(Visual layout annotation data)

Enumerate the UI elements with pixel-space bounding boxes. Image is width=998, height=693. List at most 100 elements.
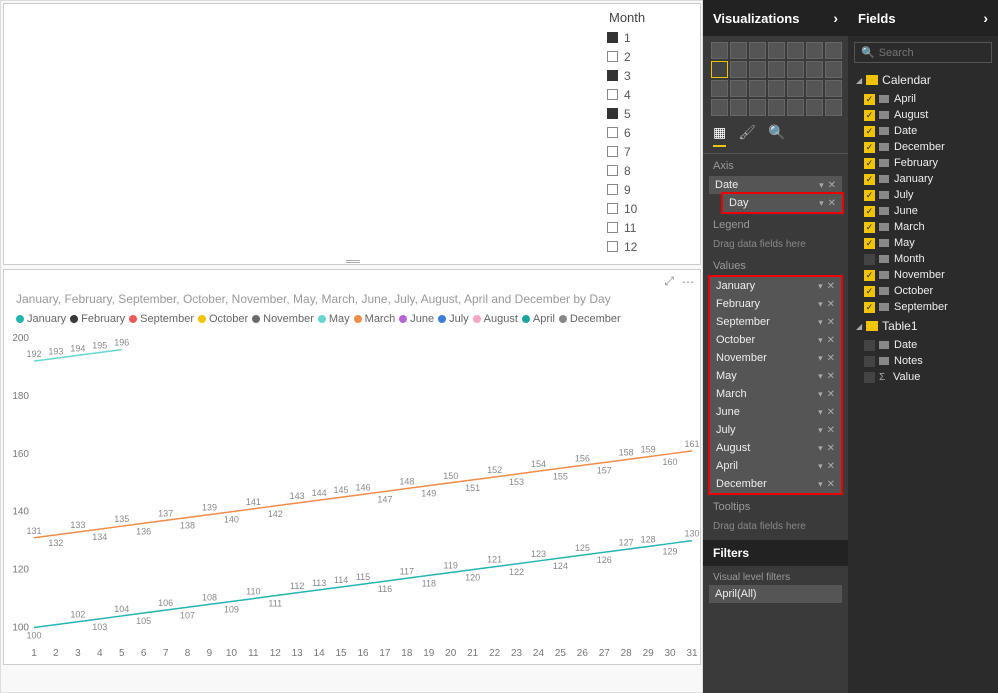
field-checkbox[interactable]: ✓ <box>864 302 875 313</box>
field-checkbox[interactable]: ✓ <box>864 238 875 249</box>
field-checkbox[interactable]: ✓ <box>864 174 875 185</box>
viz-type-icon[interactable] <box>749 80 766 97</box>
viz-type-icon[interactable] <box>730 61 747 78</box>
legend-item[interactable]: January <box>16 313 66 325</box>
legend-item[interactable]: April <box>522 313 555 325</box>
slicer-checkbox[interactable] <box>607 70 618 81</box>
viz-type-icon[interactable] <box>787 80 804 97</box>
field-checkbox[interactable]: ✓ <box>864 270 875 281</box>
dropdown-caret-icon[interactable]: ▾ <box>819 180 824 191</box>
slicer-checkbox[interactable] <box>607 203 618 214</box>
viz-type-icon[interactable] <box>825 61 842 78</box>
fields-search[interactable]: 🔍 <box>854 42 992 63</box>
slicer-item[interactable]: 4 <box>607 85 637 104</box>
collapse-chevron-icon[interactable]: › <box>833 10 838 26</box>
viz-type-icon[interactable] <box>749 99 766 116</box>
filters-header[interactable]: Filters <box>703 540 848 566</box>
field-row[interactable]: Date <box>860 337 998 353</box>
remove-field-icon[interactable]: ✕ <box>827 317 835 328</box>
remove-field-icon[interactable]: ✕ <box>827 389 835 400</box>
axis-well[interactable]: Date▾✕Day▾✕ <box>709 176 842 212</box>
slicer-item[interactable]: 7 <box>607 142 637 161</box>
values-field-item[interactable]: December▾✕ <box>710 475 841 493</box>
field-row[interactable]: ✓December <box>860 139 998 155</box>
values-field-item[interactable]: May▾✕ <box>710 367 841 385</box>
values-well[interactable]: January▾✕February▾✕September▾✕October▾✕N… <box>708 275 843 495</box>
field-checkbox[interactable] <box>864 372 875 383</box>
values-field-item[interactable]: October▾✕ <box>710 331 841 349</box>
focus-mode-icon[interactable]: ⤢ <box>664 274 674 289</box>
field-row[interactable]: ✓May <box>860 235 998 251</box>
remove-field-icon[interactable]: ✕ <box>827 335 835 346</box>
dropdown-caret-icon[interactable]: ▾ <box>818 317 823 328</box>
dropdown-caret-icon[interactable]: ▾ <box>818 443 823 454</box>
viz-type-icon[interactable] <box>711 42 728 59</box>
remove-field-icon[interactable]: ✕ <box>827 479 835 490</box>
field-row[interactable]: ✓February <box>860 155 998 171</box>
visualizations-header[interactable]: Visualizations › <box>703 0 848 36</box>
remove-field-icon[interactable]: ✕ <box>827 299 835 310</box>
viz-type-icon[interactable] <box>711 61 728 78</box>
field-row[interactable]: ✓March <box>860 219 998 235</box>
remove-field-icon[interactable]: ✕ <box>827 425 835 436</box>
viz-type-icon[interactable] <box>749 61 766 78</box>
values-field-item[interactable]: September▾✕ <box>710 313 841 331</box>
slicer-checkbox[interactable] <box>607 146 618 157</box>
legend-item[interactable]: October <box>198 313 248 325</box>
slicer-visual[interactable]: Month 123456789101112 <box>3 3 701 265</box>
legend-item[interactable]: November <box>252 313 314 325</box>
viz-type-icon[interactable] <box>711 99 728 116</box>
legend-item[interactable]: February <box>70 313 125 325</box>
field-checkbox[interactable]: ✓ <box>864 206 875 217</box>
dropdown-caret-icon[interactable]: ▾ <box>818 353 823 364</box>
dropdown-caret-icon[interactable]: ▾ <box>818 371 823 382</box>
search-input[interactable] <box>879 47 985 59</box>
dropdown-caret-icon[interactable]: ▾ <box>818 425 823 436</box>
viz-type-icon[interactable] <box>806 80 823 97</box>
field-checkbox[interactable] <box>864 340 875 351</box>
field-checkbox[interactable]: ✓ <box>864 110 875 121</box>
fields-header[interactable]: Fields › <box>848 0 998 36</box>
slicer-checkbox[interactable] <box>607 32 618 43</box>
slicer-checkbox[interactable] <box>607 241 618 252</box>
tooltips-well-placeholder[interactable]: Drag data fields here <box>703 517 848 536</box>
remove-field-icon[interactable]: ✕ <box>827 371 835 382</box>
viz-type-icon[interactable] <box>711 80 728 97</box>
slicer-item[interactable]: 10 <box>607 199 637 218</box>
more-options-icon[interactable]: ⋯ <box>682 275 694 289</box>
dropdown-caret-icon[interactable]: ▾ <box>818 299 823 310</box>
viz-type-icon[interactable] <box>825 99 842 116</box>
slicer-checkbox[interactable] <box>607 127 618 138</box>
viz-type-icon[interactable] <box>768 42 785 59</box>
field-row[interactable]: ✓June <box>860 203 998 219</box>
dropdown-caret-icon[interactable]: ▾ <box>818 389 823 400</box>
viz-type-icon[interactable] <box>749 42 766 59</box>
viz-type-icon[interactable] <box>825 80 842 97</box>
legend-item[interactable]: September <box>129 313 194 325</box>
viz-type-icon[interactable] <box>787 61 804 78</box>
values-field-item[interactable]: November▾✕ <box>710 349 841 367</box>
axis-field-item[interactable]: Day▾✕ <box>723 194 842 212</box>
field-row[interactable]: ΣValue <box>860 369 998 385</box>
field-row[interactable]: ✓November <box>860 267 998 283</box>
remove-field-icon[interactable]: ✕ <box>827 281 835 292</box>
field-row[interactable]: ✓August <box>860 107 998 123</box>
slicer-item[interactable]: 12 <box>607 237 637 256</box>
table-header[interactable]: ◢Table1 <box>848 315 998 337</box>
slicer-item[interactable]: 9 <box>607 180 637 199</box>
dropdown-caret-icon[interactable]: ▾ <box>818 479 823 490</box>
fields-tab-icon[interactable]: ▦ <box>713 124 726 147</box>
legend-item[interactable]: December <box>559 313 621 325</box>
slicer-checkbox[interactable] <box>607 108 618 119</box>
slicer-item[interactable]: 8 <box>607 161 637 180</box>
viz-type-icon[interactable] <box>787 99 804 116</box>
field-checkbox[interactable]: ✓ <box>864 94 875 105</box>
analytics-tab-icon[interactable]: 🔍 <box>768 124 785 147</box>
viz-type-icon[interactable] <box>768 80 785 97</box>
collapse-chevron-icon[interactable]: › <box>983 10 988 26</box>
viz-type-icon[interactable] <box>806 42 823 59</box>
slicer-checkbox[interactable] <box>607 51 618 62</box>
dropdown-caret-icon[interactable]: ▾ <box>818 281 823 292</box>
line-chart-visual[interactable]: ⤢ ⋯ January, February, September, Octobe… <box>3 269 701 665</box>
field-checkbox[interactable] <box>864 356 875 367</box>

• _STATED EXERCISE_: Rewrite every item above, replacing "viz-type-icon" with "visual-type-icon" and leaving everything else unchanged. Omit the pictures from your answer.

• _TASK OUTPUT_:
Enumerate the UI elements with pixel-space bounding boxes. Image is width=998, height=693. List at most 100 elements.
field-checkbox[interactable]: ✓ <box>864 302 875 313</box>
field-checkbox[interactable]: ✓ <box>864 238 875 249</box>
field-checkbox[interactable]: ✓ <box>864 174 875 185</box>
visual-type-icon[interactable] <box>749 80 766 97</box>
visual-type-icon[interactable] <box>730 61 747 78</box>
legend-item[interactable]: January <box>16 313 66 325</box>
legend-item[interactable]: April <box>522 313 555 325</box>
slicer-checkbox[interactable] <box>607 70 618 81</box>
visual-type-icon[interactable] <box>787 80 804 97</box>
field-checkbox[interactable]: ✓ <box>864 270 875 281</box>
dropdown-caret-icon[interactable]: ▾ <box>819 180 824 191</box>
slicer-checkbox[interactable] <box>607 203 618 214</box>
visual-type-icon[interactable] <box>825 61 842 78</box>
fields-search[interactable]: 🔍 <box>854 42 992 63</box>
slicer-item[interactable]: 4 <box>607 85 637 104</box>
collapse-chevron-icon[interactable]: › <box>833 10 838 26</box>
visual-type-icon[interactable] <box>749 99 766 116</box>
filters-header[interactable]: Filters <box>703 540 848 566</box>
field-row[interactable]: Date <box>860 337 998 353</box>
remove-field-icon[interactable]: ✕ <box>827 317 835 328</box>
remove-field-icon[interactable]: ✕ <box>827 389 835 400</box>
axis-well[interactable]: Date▾✕Day▾✕ <box>709 176 842 212</box>
slicer-item[interactable]: 7 <box>607 142 637 161</box>
values-field-item[interactable]: December▾✕ <box>710 475 841 493</box>
field-row[interactable]: ✓December <box>860 139 998 155</box>
values-field-item[interactable]: May▾✕ <box>710 367 841 385</box>
values-well[interactable]: January▾✕February▾✕September▾✕October▾✕N… <box>708 275 843 495</box>
field-checkbox[interactable] <box>864 372 875 383</box>
values-field-item[interactable]: October▾✕ <box>710 331 841 349</box>
focus-mode-icon[interactable]: ⤢ <box>664 274 674 289</box>
field-row[interactable]: ✓May <box>860 235 998 251</box>
remove-field-icon[interactable]: ✕ <box>827 335 835 346</box>
dropdown-caret-icon[interactable]: ▾ <box>818 317 823 328</box>
dropdown-caret-icon[interactable]: ▾ <box>818 443 823 454</box>
visual-type-icon[interactable] <box>711 42 728 59</box>
remove-field-icon[interactable]: ✕ <box>827 479 835 490</box>
field-row[interactable]: ✓February <box>860 155 998 171</box>
visualizations-header[interactable]: Visualizations › <box>703 0 848 36</box>
remove-field-icon[interactable]: ✕ <box>827 299 835 310</box>
visual-type-icon[interactable] <box>711 61 728 78</box>
field-row[interactable]: ✓March <box>860 219 998 235</box>
remove-field-icon[interactable]: ✕ <box>827 425 835 436</box>
visual-type-icon[interactable] <box>749 61 766 78</box>
values-field-item[interactable]: September▾✕ <box>710 313 841 331</box>
slicer-checkbox[interactable] <box>607 146 618 157</box>
legend-item[interactable]: October <box>198 313 248 325</box>
slicer-visual[interactable]: Month 123456789101112 <box>3 3 701 265</box>
legend-item[interactable]: November <box>252 313 314 325</box>
visual-type-icon[interactable] <box>711 99 728 116</box>
legend-item[interactable]: February <box>70 313 125 325</box>
field-checkbox[interactable]: ✓ <box>864 206 875 217</box>
dropdown-caret-icon[interactable]: ▾ <box>818 353 823 364</box>
dropdown-caret-icon[interactable]: ▾ <box>818 371 823 382</box>
search-input[interactable] <box>879 47 985 59</box>
dropdown-caret-icon[interactable]: ▾ <box>818 425 823 436</box>
visual-type-icon[interactable] <box>806 80 823 97</box>
field-checkbox[interactable] <box>864 340 875 351</box>
field-checkbox[interactable]: ✓ <box>864 110 875 121</box>
fields-header[interactable]: Fields › <box>848 0 998 36</box>
slicer-checkbox[interactable] <box>607 32 618 43</box>
slicer-checkbox[interactable] <box>607 241 618 252</box>
tooltips-well-placeholder[interactable]: Drag data fields here <box>703 517 848 536</box>
remove-field-icon[interactable]: ✕ <box>827 371 835 382</box>
visual-type-icon[interactable] <box>711 80 728 97</box>
slicer-item[interactable]: 10 <box>607 199 637 218</box>
more-options-icon[interactable]: ⋯ <box>682 275 694 289</box>
dropdown-caret-icon[interactable]: ▾ <box>818 299 823 310</box>
visual-type-icon[interactable] <box>825 99 842 116</box>
slicer-checkbox[interactable] <box>607 127 618 138</box>
visual-type-icon[interactable] <box>768 42 785 59</box>
field-row[interactable]: ✓June <box>860 203 998 219</box>
dropdown-caret-icon[interactable]: ▾ <box>818 389 823 400</box>
visual-type-icon[interactable] <box>749 42 766 59</box>
visual-type-icon[interactable] <box>825 80 842 97</box>
legend-item[interactable]: September <box>129 313 194 325</box>
visual-type-icon[interactable] <box>787 61 804 78</box>
values-field-item[interactable]: November▾✕ <box>710 349 841 367</box>
axis-field-item[interactable]: Day▾✕ <box>723 194 842 212</box>
field-row[interactable]: ΣValue <box>860 369 998 385</box>
field-row[interactable]: ✓November <box>860 267 998 283</box>
remove-field-icon[interactable]: ✕ <box>827 281 835 292</box>
field-row[interactable]: ✓August <box>860 107 998 123</box>
slicer-item[interactable]: 12 <box>607 237 637 256</box>
table-header[interactable]: ◢Table1 <box>848 315 998 337</box>
slicer-item[interactable]: 9 <box>607 180 637 199</box>
dropdown-caret-icon[interactable]: ▾ <box>818 479 823 490</box>
fields-tab-icon[interactable]: ▦ <box>713 124 726 147</box>
legend-item[interactable]: December <box>559 313 621 325</box>
slicer-checkbox[interactable] <box>607 108 618 119</box>
slicer-item[interactable]: 8 <box>607 161 637 180</box>
visual-type-icon[interactable] <box>787 99 804 116</box>
field-checkbox[interactable]: ✓ <box>864 94 875 105</box>
analytics-tab-icon[interactable]: 🔍 <box>768 124 785 147</box>
visual-type-icon[interactable] <box>768 80 785 97</box>
collapse-chevron-icon[interactable]: › <box>983 10 988 26</box>
visual-type-icon[interactable] <box>806 42 823 59</box>
slicer-checkbox[interactable] <box>607 51 618 62</box>
dropdown-caret-icon[interactable]: ▾ <box>818 281 823 292</box>
line-chart-visual[interactable]: ⤢ ⋯ January, February, September, Octobe… <box>3 269 701 665</box>
field-checkbox[interactable] <box>864 356 875 367</box>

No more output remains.